── Data

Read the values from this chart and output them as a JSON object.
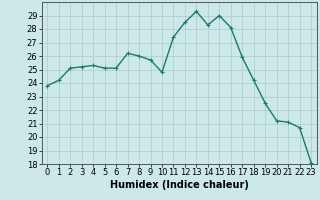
{
  "x": [
    0,
    1,
    2,
    3,
    4,
    5,
    6,
    7,
    8,
    9,
    10,
    11,
    12,
    13,
    14,
    15,
    16,
    17,
    18,
    19,
    20,
    21,
    22,
    23
  ],
  "y": [
    23.8,
    24.2,
    25.1,
    25.2,
    25.3,
    25.1,
    25.1,
    26.2,
    26.0,
    25.7,
    24.8,
    27.4,
    28.5,
    29.3,
    28.3,
    29.0,
    28.1,
    25.9,
    24.2,
    22.5,
    21.2,
    21.1,
    20.7,
    18.1
  ],
  "line_color": "#1a7a6e",
  "marker": "+",
  "markersize": 3,
  "linewidth": 1.0,
  "bg_color": "#cce8e8",
  "grid_color": "#aacccc",
  "xlabel": "Humidex (Indice chaleur)",
  "xlabel_fontsize": 7,
  "tick_fontsize": 6,
  "ylim": [
    18,
    30
  ],
  "xlim": [
    -0.5,
    23.5
  ],
  "yticks": [
    18,
    19,
    20,
    21,
    22,
    23,
    24,
    25,
    26,
    27,
    28,
    29
  ],
  "xticks": [
    0,
    1,
    2,
    3,
    4,
    5,
    6,
    7,
    8,
    9,
    10,
    11,
    12,
    13,
    14,
    15,
    16,
    17,
    18,
    19,
    20,
    21,
    22,
    23
  ]
}
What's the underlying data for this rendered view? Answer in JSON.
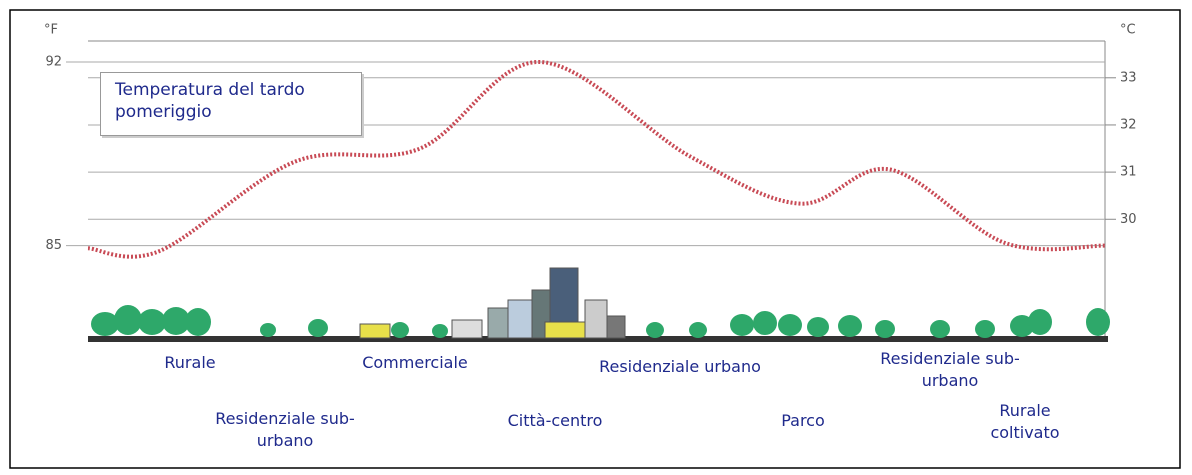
{
  "chart_data": {
    "type": "line",
    "annotation": "Temperatura del tardo pomeriggio",
    "y_unit": "°F",
    "y2_unit": "°C",
    "categories": [
      null,
      "Rurale",
      "Residenziale sub-urbano",
      "Commerciale",
      "Città-centro",
      "Residenziale urbano",
      "Parco",
      "Residenziale sub-urbano",
      "Rurale coltivato",
      null
    ],
    "series": [
      {
        "color": "#c84a55",
        "values": [
          84.9,
          84.8,
          88.2,
          88.7,
          92.0,
          88.4,
          86.6,
          87.9,
          85.1,
          85.0
        ]
      }
    ],
    "ylim": [
      81.4,
      92.8
    ],
    "yticks": [
      85,
      92
    ],
    "y2lim": [
      27.44,
      33.78
    ],
    "y2ticks": [
      30,
      31,
      32,
      33
    ],
    "grid": true
  }
}
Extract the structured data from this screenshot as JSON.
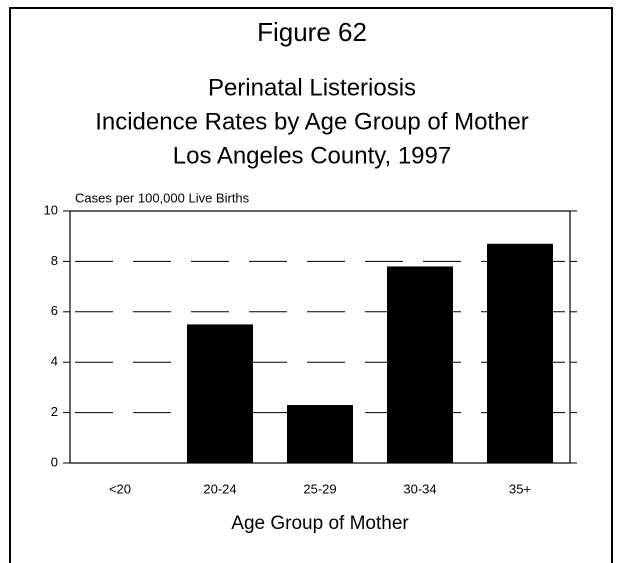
{
  "chart_data": {
    "type": "bar",
    "title": "Figure 62",
    "subtitle": [
      "Perinatal Listeriosis",
      "Incidence Rates by Age Group of Mother",
      "Los Angeles County, 1997"
    ],
    "y_label": "Cases per 100,000 Live Births",
    "x_label": "Age Group of Mother",
    "categories": [
      "<20",
      "20-24",
      "25-29",
      "30-34",
      "35+"
    ],
    "values": [
      0,
      5.5,
      2.3,
      7.8,
      8.7
    ],
    "color": "#000000",
    "ylim": [
      0,
      10
    ],
    "yticks": [
      0,
      2,
      4,
      6,
      8,
      10
    ],
    "grid": true
  }
}
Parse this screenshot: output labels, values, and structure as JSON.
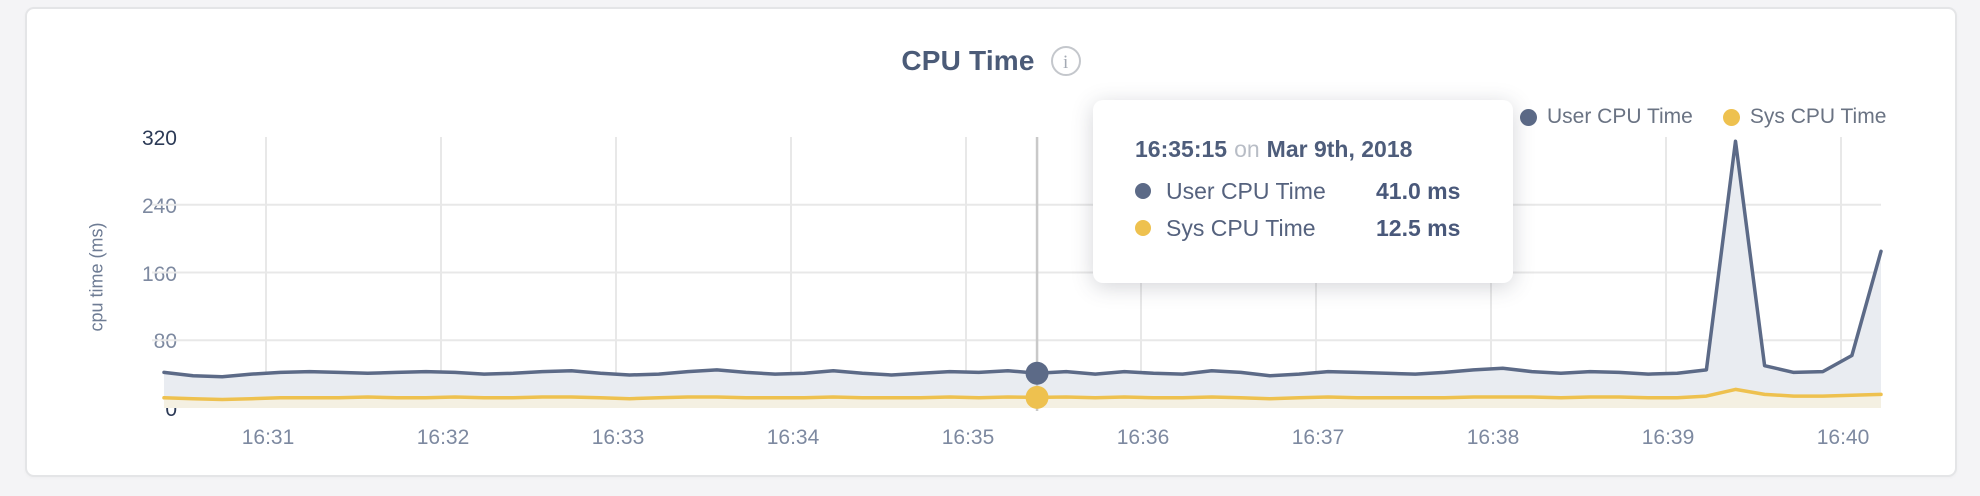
{
  "card": {
    "title": "CPU Time",
    "info_icon_glyph": "i"
  },
  "legend": {
    "items": [
      {
        "label": "User CPU Time",
        "color": "#5c6a87"
      },
      {
        "label": "Sys CPU Time",
        "color": "#eec14f"
      }
    ]
  },
  "tooltip": {
    "time": "16:35:15",
    "connector": "on",
    "date": "Mar 9th, 2018",
    "rows": [
      {
        "label": "User CPU Time",
        "value": "41.0 ms",
        "color": "#5c6a87"
      },
      {
        "label": "Sys CPU Time",
        "value": "12.5 ms",
        "color": "#eec14f"
      }
    ]
  },
  "chart_data": {
    "type": "area",
    "title": "CPU Time",
    "ylabel": "cpu time (ms)",
    "ylim": [
      0,
      320
    ],
    "y_ticks": [
      320,
      240,
      160,
      80,
      0
    ],
    "x_ticks": [
      "16:31",
      "16:32",
      "16:33",
      "16:34",
      "16:35",
      "16:36",
      "16:37",
      "16:38",
      "16:39",
      "16:40"
    ],
    "grid": true,
    "legend_position": "top-right",
    "sample_interval_seconds": 10,
    "x_range": [
      "16:30:24",
      "16:40:14"
    ],
    "hover": {
      "index": 30,
      "time": "16:35:15",
      "date": "Mar 9th, 2018",
      "user_cpu_ms": 41.0,
      "sys_cpu_ms": 12.5,
      "line_color": "#c9c9c9"
    },
    "series": [
      {
        "name": "User CPU Time",
        "color": "#5c6a87",
        "fill": "#e9ecf1",
        "values": [
          42,
          38,
          37,
          40,
          42,
          43,
          42,
          41,
          42,
          43,
          42,
          40,
          41,
          43,
          44,
          41,
          39,
          40,
          43,
          45,
          42,
          40,
          41,
          44,
          41,
          39,
          41,
          43,
          42,
          44,
          41,
          43,
          40,
          43,
          41,
          40,
          44,
          42,
          38,
          40,
          43,
          42,
          41,
          40,
          42,
          45,
          47,
          43,
          41,
          43,
          42,
          40,
          41,
          45,
          315,
          50,
          42,
          43,
          62,
          185
        ]
      },
      {
        "name": "Sys CPU Time",
        "color": "#eec14f",
        "fill": "#f4f0e2",
        "values": [
          12,
          11,
          10,
          11,
          12,
          12,
          12,
          13,
          12,
          12,
          13,
          12,
          12,
          13,
          13,
          12,
          11,
          12,
          13,
          13,
          12,
          12,
          12,
          13,
          12,
          12,
          12,
          13,
          12,
          13,
          12.5,
          13,
          12,
          13,
          12,
          12,
          13,
          12,
          11,
          12,
          13,
          12,
          12,
          12,
          12,
          13,
          13,
          13,
          12,
          13,
          13,
          12,
          12,
          14,
          22,
          16,
          14,
          14,
          15,
          16
        ]
      }
    ],
    "style": {
      "grid_color": "#e8e8e8",
      "tick_color": "#7d89a0",
      "tick_color_ends": "#2c3a56"
    }
  }
}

────

» Exercise:
Every line in the data that holds "from" should be copied out.

» Problem solution:
Read the values from this chart and output them as a JSON object.
Extract the structured data from this screenshot as JSON.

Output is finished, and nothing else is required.